— START PROVIDED DATA —
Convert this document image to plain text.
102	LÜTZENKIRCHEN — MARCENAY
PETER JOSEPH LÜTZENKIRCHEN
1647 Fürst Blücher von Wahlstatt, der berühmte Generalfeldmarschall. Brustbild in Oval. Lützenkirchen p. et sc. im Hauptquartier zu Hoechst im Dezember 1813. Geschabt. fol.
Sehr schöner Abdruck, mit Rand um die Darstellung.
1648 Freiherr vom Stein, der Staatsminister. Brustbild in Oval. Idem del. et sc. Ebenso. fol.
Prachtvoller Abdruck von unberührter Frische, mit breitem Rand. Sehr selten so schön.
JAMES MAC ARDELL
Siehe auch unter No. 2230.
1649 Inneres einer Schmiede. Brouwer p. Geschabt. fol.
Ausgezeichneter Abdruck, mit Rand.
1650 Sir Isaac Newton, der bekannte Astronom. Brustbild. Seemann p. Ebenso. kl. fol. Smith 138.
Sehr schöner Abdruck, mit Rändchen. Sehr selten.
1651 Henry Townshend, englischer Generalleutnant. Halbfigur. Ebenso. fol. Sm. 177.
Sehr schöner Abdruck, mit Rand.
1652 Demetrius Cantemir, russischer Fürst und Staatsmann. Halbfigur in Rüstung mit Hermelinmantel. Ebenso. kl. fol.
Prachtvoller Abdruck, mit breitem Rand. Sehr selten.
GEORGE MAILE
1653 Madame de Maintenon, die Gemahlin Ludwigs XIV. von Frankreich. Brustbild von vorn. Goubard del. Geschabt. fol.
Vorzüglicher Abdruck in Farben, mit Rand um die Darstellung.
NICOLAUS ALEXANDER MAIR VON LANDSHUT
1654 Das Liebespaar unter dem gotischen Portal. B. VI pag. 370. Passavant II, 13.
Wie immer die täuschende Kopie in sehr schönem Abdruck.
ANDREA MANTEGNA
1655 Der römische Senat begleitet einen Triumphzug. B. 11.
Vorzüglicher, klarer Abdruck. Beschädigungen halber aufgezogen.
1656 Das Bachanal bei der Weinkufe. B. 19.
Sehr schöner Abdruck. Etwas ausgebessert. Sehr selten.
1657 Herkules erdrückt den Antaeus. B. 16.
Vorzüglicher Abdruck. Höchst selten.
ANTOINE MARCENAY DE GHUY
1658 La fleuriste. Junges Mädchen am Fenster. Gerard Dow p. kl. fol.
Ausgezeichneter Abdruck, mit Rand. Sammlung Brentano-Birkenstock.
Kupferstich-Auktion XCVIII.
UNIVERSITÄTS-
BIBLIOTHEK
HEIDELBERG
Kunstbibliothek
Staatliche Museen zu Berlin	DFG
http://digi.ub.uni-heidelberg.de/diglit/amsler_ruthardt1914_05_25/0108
— END PROVIDED DATA —
→ **BRIEF**: Quote every line of the data, word for word.

→ **RESPONSE**:
Convert this document image to plain text.
102	LÜTZENKIRCHEN — MARCENAY
PETER JOSEPH LÜTZENKIRCHEN
1647 Fürst Blücher von Wahlstatt, der berühmte Generalfeldmarschall. Brustbild in Oval. Lützenkirchen p. et sc. im Hauptquartier zu Hoechst im Dezember 1813. Geschabt. fol.
Sehr schöner Abdruck, mit Rand um die Darstellung.
1648 Freiherr vom Stein, der Staatsminister. Brustbild in Oval. Idem del. et sc. Ebenso. fol.
Prachtvoller Abdruck von unberührter Frische, mit breitem Rand. Sehr selten so schön.
JAMES MAC ARDELL
Siehe auch unter No. 2230.
1649 Inneres einer Schmiede. Brouwer p. Geschabt. fol.
Ausgezeichneter Abdruck, mit Rand.
1650 Sir Isaac Newton, der bekannte Astronom. Brustbild. Seemann p. Ebenso. kl. fol. Smith 138.
Sehr schöner Abdruck, mit Rändchen. Sehr selten.
1651 Henry Townshend, englischer Generalleutnant. Halbfigur. Ebenso. fol. Sm. 177.
Sehr schöner Abdruck, mit Rand.
1652 Demetrius Cantemir, russischer Fürst und Staatsmann. Halbfigur in Rüstung mit Hermelinmantel. Ebenso. kl. fol.
Prachtvoller Abdruck, mit breitem Rand. Sehr selten.
GEORGE MAILE
1653 Madame de Maintenon, die Gemahlin Ludwigs XIV. von Frankreich. Brustbild von vorn. Goubard del. Geschabt. fol.
Vorzüglicher Abdruck in Farben, mit Rand um die Darstellung.
NICOLAUS ALEXANDER MAIR VON LANDSHUT
1654 Das Liebespaar unter dem gotischen Portal. B. VI pag. 370. Passavant II, 13.
Wie immer die täuschende Kopie in sehr schönem Abdruck.
ANDREA MANTEGNA
1655 Der römische Senat begleitet einen Triumphzug. B. 11.
Vorzüglicher, klarer Abdruck. Beschädigungen halber aufgezogen.
1656 Das Bachanal bei der Weinkufe. B. 19.
Sehr schöner Abdruck. Etwas ausgebessert. Sehr selten.
1657 Herkules erdrückt den Antaeus. B. 16.
Vorzüglicher Abdruck. Höchst selten.
ANTOINE MARCENAY DE GHUY
1658 La fleuriste. Junges Mädchen am Fenster. Gerard Dow p. kl. fol.
Ausgezeichneter Abdruck, mit Rand. Sammlung Brentano-Birkenstock.
Kupferstich-Auktion XCVIII.
UNIVERSITÄTS-
BIBLIOTHEK
HEIDELBERG
Kunstbibliothek
Staatliche Museen zu Berlin	DFG
http://digi.ub.uni-heidelberg.de/diglit/amsler_ruthardt1914_05_25/0108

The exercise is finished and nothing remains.